- [WORK INSTRUCTIONS] Pictures in the records should not be copied, but every other part must be repeated exactly.

- [DATA SECTION]

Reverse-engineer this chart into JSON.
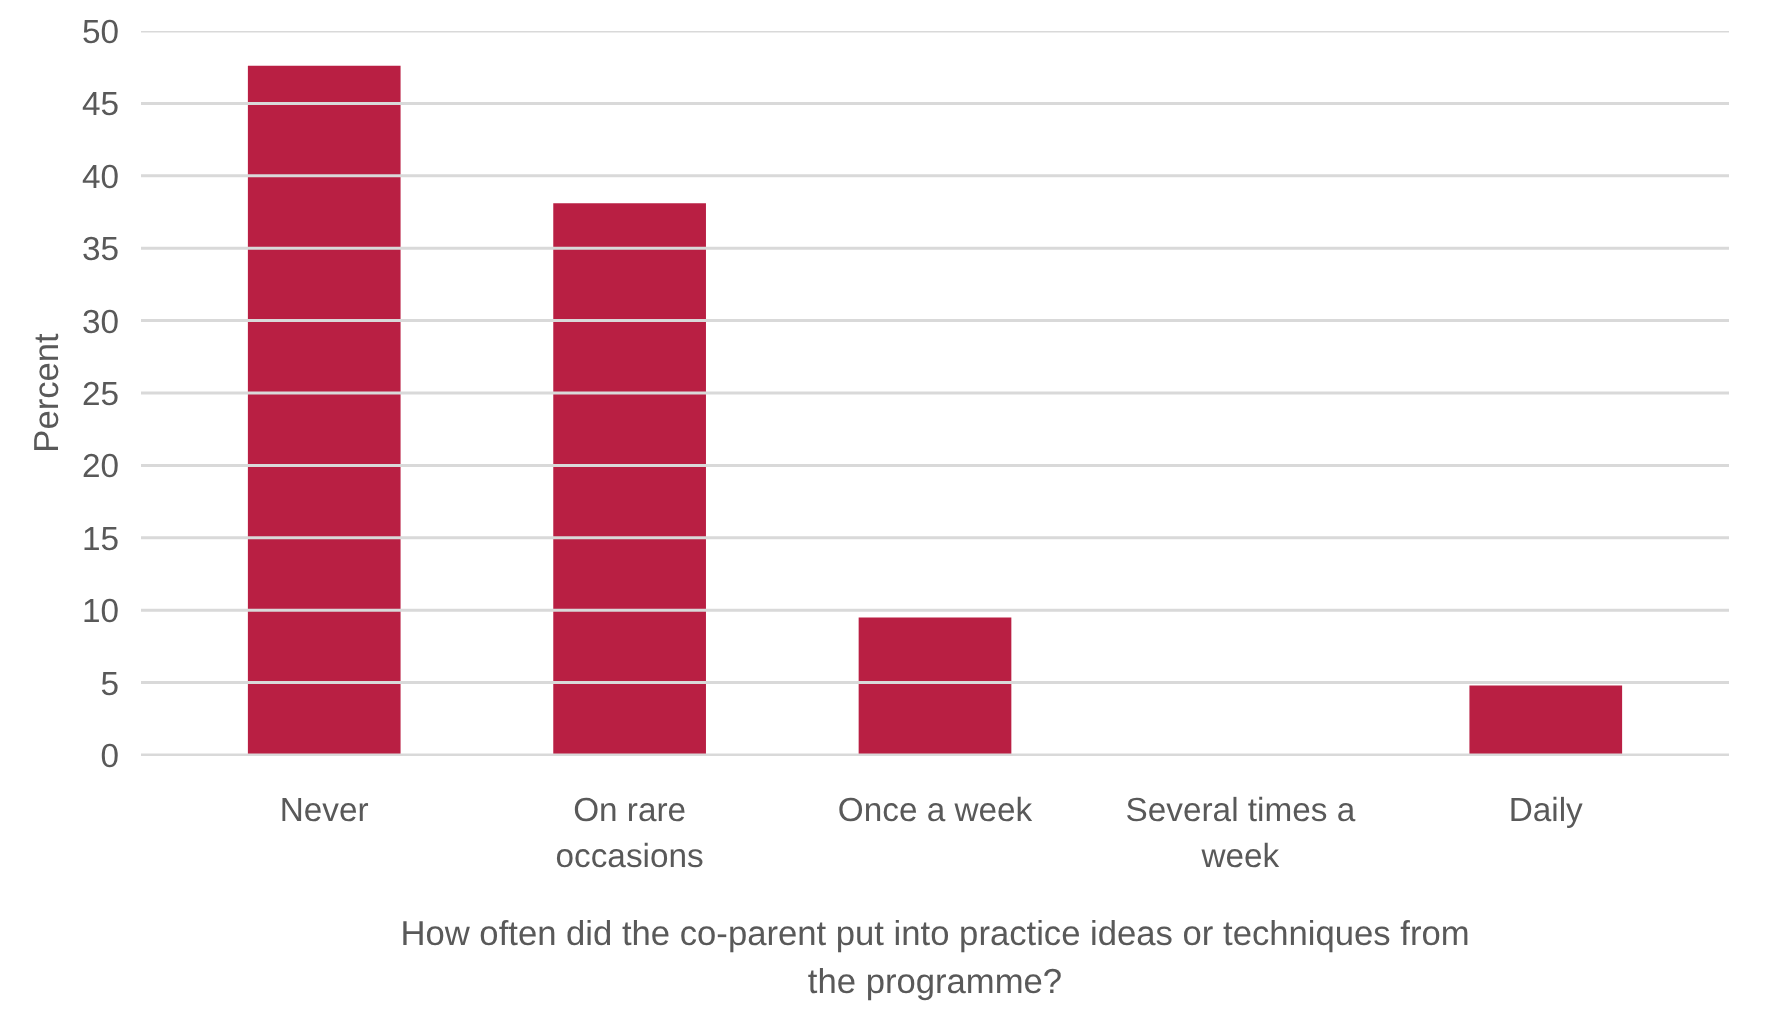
{
  "chart_data": {
    "type": "bar",
    "categories": [
      "Never",
      "On rare occasions",
      "Once a week",
      "Several times a week",
      "Daily"
    ],
    "values": [
      47.6,
      38.1,
      9.5,
      0,
      4.8
    ],
    "color": "#b91f43",
    "xlabel": "How often did the co-parent put into practice ideas or techniques from the programme?",
    "ylabel": "Percent",
    "ylim": [
      0,
      50
    ],
    "yticks": [
      0,
      5,
      10,
      15,
      20,
      25,
      30,
      35,
      40,
      45,
      50
    ],
    "grid": "y"
  }
}
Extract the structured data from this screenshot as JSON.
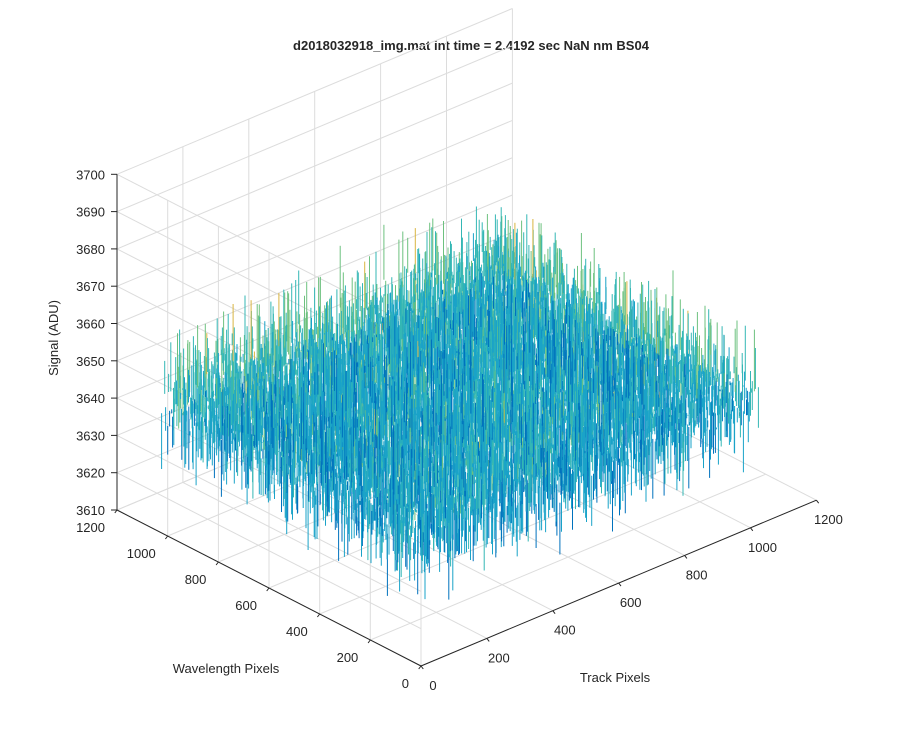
{
  "chart_data": {
    "type": "surface",
    "title": "d2018032918_img.mat int time = 2.4192 sec  NaN nm BS04",
    "xlabel": "Track Pixels",
    "ylabel": "Wavelength Pixels",
    "zlabel": "Signal (ADU)",
    "xlim": [
      0,
      1200
    ],
    "ylim": [
      0,
      1200
    ],
    "zlim": [
      3610,
      3700
    ],
    "xticks": [
      "0",
      "200",
      "400",
      "600",
      "800",
      "1000",
      "1200"
    ],
    "yticks": [
      "0",
      "200",
      "400",
      "600",
      "800",
      "1000",
      "1200"
    ],
    "zticks": [
      "3610",
      "3620",
      "3630",
      "3640",
      "3650",
      "3660",
      "3670",
      "3680",
      "3690",
      "3700"
    ],
    "data_extent": {
      "x": [
        0,
        1024
      ],
      "y": [
        0,
        1024
      ]
    },
    "signal_center": 3645,
    "signal_range": [
      3615,
      3693
    ],
    "grid": true,
    "colormap": "parula",
    "colors": [
      "#0072BD",
      "#1AA3C8",
      "#34B7B5",
      "#6DC17F",
      "#D9B541"
    ]
  }
}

- [FINISHED ANSWER]
Reverse-engineer this chart into JSON.
{
  "chart_data": {
    "type": "bar",
    "categories": [
      "Never",
      "On rare occasions",
      "Once a week",
      "Several times a week",
      "Daily"
    ],
    "values": [
      47.6,
      38.1,
      9.5,
      0,
      4.8
    ],
    "color": "#b91f43",
    "xlabel": "How often did the co-parent put into practice ideas or techniques from the programme?",
    "ylabel": "Percent",
    "ylim": [
      0,
      50
    ],
    "yticks": [
      0,
      5,
      10,
      15,
      20,
      25,
      30,
      35,
      40,
      45,
      50
    ],
    "grid": "y"
  }
}
Extract the structured data from this screenshot as JSON.
{
  "chart_data": {
    "type": "surface",
    "title": "d2018032918_img.mat int time = 2.4192 sec  NaN nm BS04",
    "xlabel": "Track Pixels",
    "ylabel": "Wavelength Pixels",
    "zlabel": "Signal (ADU)",
    "xlim": [
      0,
      1200
    ],
    "ylim": [
      0,
      1200
    ],
    "zlim": [
      3610,
      3700
    ],
    "xticks": [
      "0",
      "200",
      "400",
      "600",
      "800",
      "1000",
      "1200"
    ],
    "yticks": [
      "0",
      "200",
      "400",
      "600",
      "800",
      "1000",
      "1200"
    ],
    "zticks": [
      "3610",
      "3620",
      "3630",
      "3640",
      "3650",
      "3660",
      "3670",
      "3680",
      "3690",
      "3700"
    ],
    "data_extent": {
      "x": [
        0,
        1024
      ],
      "y": [
        0,
        1024
      ]
    },
    "signal_center": 3645,
    "signal_range": [
      3615,
      3693
    ],
    "grid": true,
    "colormap": "parula",
    "colors": [
      "#0072BD",
      "#1AA3C8",
      "#34B7B5",
      "#6DC17F",
      "#D9B541"
    ]
  }
}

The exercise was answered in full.